> [WORK INSTRUCTIONS]:
All of the records below need to be copied exactly.

** Begin DATA TO USE **

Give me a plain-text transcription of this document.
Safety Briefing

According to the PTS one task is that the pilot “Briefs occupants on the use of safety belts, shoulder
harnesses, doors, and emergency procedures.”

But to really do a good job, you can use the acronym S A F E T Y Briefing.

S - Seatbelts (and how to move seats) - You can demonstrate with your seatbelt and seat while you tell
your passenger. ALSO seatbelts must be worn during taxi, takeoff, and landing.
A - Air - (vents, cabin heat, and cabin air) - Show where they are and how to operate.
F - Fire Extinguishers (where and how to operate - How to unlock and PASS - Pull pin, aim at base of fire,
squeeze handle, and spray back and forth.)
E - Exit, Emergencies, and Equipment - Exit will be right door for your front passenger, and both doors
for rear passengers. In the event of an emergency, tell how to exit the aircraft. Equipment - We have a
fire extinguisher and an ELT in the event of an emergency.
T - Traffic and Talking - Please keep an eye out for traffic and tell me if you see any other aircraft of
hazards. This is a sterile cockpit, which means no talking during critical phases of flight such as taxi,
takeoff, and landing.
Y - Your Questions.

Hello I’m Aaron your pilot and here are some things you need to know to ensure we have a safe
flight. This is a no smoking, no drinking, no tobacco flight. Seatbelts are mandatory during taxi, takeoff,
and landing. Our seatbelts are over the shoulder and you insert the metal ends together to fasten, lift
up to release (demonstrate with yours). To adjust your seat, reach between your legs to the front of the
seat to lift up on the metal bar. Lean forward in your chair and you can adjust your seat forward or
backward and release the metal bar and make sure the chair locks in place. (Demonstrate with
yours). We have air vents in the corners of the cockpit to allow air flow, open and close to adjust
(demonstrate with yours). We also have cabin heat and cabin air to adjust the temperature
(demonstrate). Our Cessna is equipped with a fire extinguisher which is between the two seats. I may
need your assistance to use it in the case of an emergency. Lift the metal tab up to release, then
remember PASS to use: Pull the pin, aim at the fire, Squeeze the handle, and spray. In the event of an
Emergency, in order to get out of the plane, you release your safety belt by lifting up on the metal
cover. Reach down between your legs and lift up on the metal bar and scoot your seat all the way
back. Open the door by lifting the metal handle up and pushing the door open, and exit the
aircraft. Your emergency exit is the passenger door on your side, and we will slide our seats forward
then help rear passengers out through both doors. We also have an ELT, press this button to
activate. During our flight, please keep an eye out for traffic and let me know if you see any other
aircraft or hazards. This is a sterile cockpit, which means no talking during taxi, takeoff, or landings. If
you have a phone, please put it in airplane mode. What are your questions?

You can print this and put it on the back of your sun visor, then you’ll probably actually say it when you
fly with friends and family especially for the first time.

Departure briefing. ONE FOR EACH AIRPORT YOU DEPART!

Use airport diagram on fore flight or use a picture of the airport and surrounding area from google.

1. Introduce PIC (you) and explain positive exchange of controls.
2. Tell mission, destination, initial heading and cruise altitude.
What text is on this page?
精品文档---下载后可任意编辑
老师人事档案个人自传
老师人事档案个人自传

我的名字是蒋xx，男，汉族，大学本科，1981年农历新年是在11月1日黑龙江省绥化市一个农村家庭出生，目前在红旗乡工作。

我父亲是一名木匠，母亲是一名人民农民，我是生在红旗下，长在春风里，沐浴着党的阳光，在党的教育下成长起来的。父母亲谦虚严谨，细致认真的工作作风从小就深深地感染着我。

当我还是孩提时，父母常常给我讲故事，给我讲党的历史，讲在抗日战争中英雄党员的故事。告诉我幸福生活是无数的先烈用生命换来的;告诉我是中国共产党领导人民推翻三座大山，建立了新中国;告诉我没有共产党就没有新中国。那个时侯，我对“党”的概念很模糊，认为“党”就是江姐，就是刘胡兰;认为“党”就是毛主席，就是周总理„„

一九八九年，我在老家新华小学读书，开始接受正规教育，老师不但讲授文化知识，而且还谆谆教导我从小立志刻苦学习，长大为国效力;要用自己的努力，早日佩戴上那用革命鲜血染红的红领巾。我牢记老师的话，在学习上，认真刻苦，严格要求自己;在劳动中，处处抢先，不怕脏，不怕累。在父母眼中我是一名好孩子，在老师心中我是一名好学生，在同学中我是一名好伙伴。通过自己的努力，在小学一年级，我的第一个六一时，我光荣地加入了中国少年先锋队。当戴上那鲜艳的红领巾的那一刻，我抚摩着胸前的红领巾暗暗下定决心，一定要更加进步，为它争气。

** End DATA TO USE **

> [COMPLETED EXERCISE]:
Give me a plain-text transcription of this document.
Safety Briefing

According to the PTS one task is that the pilot “Briefs occupants on the use of safety belts, shoulder
harnesses, doors, and emergency procedures.”

But to really do a good job, you can use the acronym S A F E T Y Briefing.

S - Seatbelts (and how to move seats) - You can demonstrate with your seatbelt and seat while you tell
your passenger. ALSO seatbelts must be worn during taxi, takeoff, and landing.
A - Air - (vents, cabin heat, and cabin air) - Show where they are and how to operate.
F - Fire Extinguishers (where and how to operate - How to unlock and PASS - Pull pin, aim at base of fire,
squeeze handle, and spray back and forth.)
E - Exit, Emergencies, and Equipment - Exit will be right door for your front passenger, and both doors
for rear passengers. In the event of an emergency, tell how to exit the aircraft. Equipment - We have a
fire extinguisher and an ELT in the event of an emergency.
T - Traffic and Talking - Please keep an eye out for traffic and tell me if you see any other aircraft of
hazards. This is a sterile cockpit, which means no talking during critical phases of flight such as taxi,
takeoff, and landing.
Y - Your Questions.

Hello I’m Aaron your pilot and here are some things you need to know to ensure we have a safe
flight. This is a no smoking, no drinking, no tobacco flight. Seatbelts are mandatory during taxi, takeoff,
and landing. Our seatbelts are over the shoulder and you insert the metal ends together to fasten, lift
up to release (demonstrate with yours). To adjust your seat, reach between your legs to the front of the
seat to lift up on the metal bar. Lean forward in your chair and you can adjust your seat forward or
backward and release the metal bar and make sure the chair locks in place. (Demonstrate with
yours). We have air vents in the corners of the cockpit to allow air flow, open and close to adjust
(demonstrate with yours). We also have cabin heat and cabin air to adjust the temperature
(demonstrate). Our Cessna is equipped with a fire extinguisher which is between the two seats. I may
need your assistance to use it in the case of an emergency. Lift the metal tab up to release, then
remember PASS to use: Pull the pin, aim at the fire, Squeeze the handle, and spray. In the event of an
Emergency, in order to get out of the plane, you release your safety belt by lifting up on the metal
cover. Reach down between your legs and lift up on the metal bar and scoot your seat all the way
back. Open the door by lifting the metal handle up and pushing the door open, and exit the
aircraft. Your emergency exit is the passenger door on your side, and we will slide our seats forward
then help rear passengers out through both doors. We also have an ELT, press this button to
activate. During our flight, please keep an eye out for traffic and let me know if you see any other
aircraft or hazards. This is a sterile cockpit, which means no talking during taxi, takeoff, or landings. If
you have a phone, please put it in airplane mode. What are your questions?

You can print this and put it on the back of your sun visor, then you’ll probably actually say it when you
fly with friends and family especially for the first time.

Departure briefing. ONE FOR EACH AIRPORT YOU DEPART!

Use airport diagram on fore flight or use a picture of the airport and surrounding area from google.

1. Introduce PIC (you) and explain positive exchange of controls.
2. Tell mission, destination, initial heading and cruise altitude.
What text is on this page?
精品文档---下载后可任意编辑
老师人事档案个人自传
老师人事档案个人自传

我的名字是蒋xx，男，汉族，大学本科，1981年农历新年是在11月1日黑龙江省绥化市一个农村家庭出生，目前在红旗乡工作。

我父亲是一名木匠，母亲是一名人民农民，我是生在红旗下，长在春风里，沐浴着党的阳光，在党的教育下成长起来的。父母亲谦虚严谨，细致认真的工作作风从小就深深地感染着我。

当我还是孩提时，父母常常给我讲故事，给我讲党的历史，讲在抗日战争中英雄党员的故事。告诉我幸福生活是无数的先烈用生命换来的;告诉我是中国共产党领导人民推翻三座大山，建立了新中国;告诉我没有共产党就没有新中国。那个时侯，我对“党”的概念很模糊，认为“党”就是江姐，就是刘胡兰;认为“党”就是毛主席，就是周总理„„

一九八九年，我在老家新华小学读书，开始接受正规教育，老师不但讲授文化知识，而且还谆谆教导我从小立志刻苦学习，长大为国效力;要用自己的努力，早日佩戴上那用革命鲜血染红的红领巾。我牢记老师的话，在学习上，认真刻苦，严格要求自己;在劳动中，处处抢先，不怕脏，不怕累。在父母眼中我是一名好孩子，在老师心中我是一名好学生，在同学中我是一名好伙伴。通过自己的努力，在小学一年级，我的第一个六一时，我光荣地加入了中国少年先锋队。当戴上那鲜艳的红领巾的那一刻，我抚摩着胸前的红领巾暗暗下定决心，一定要更加进步，为它争气。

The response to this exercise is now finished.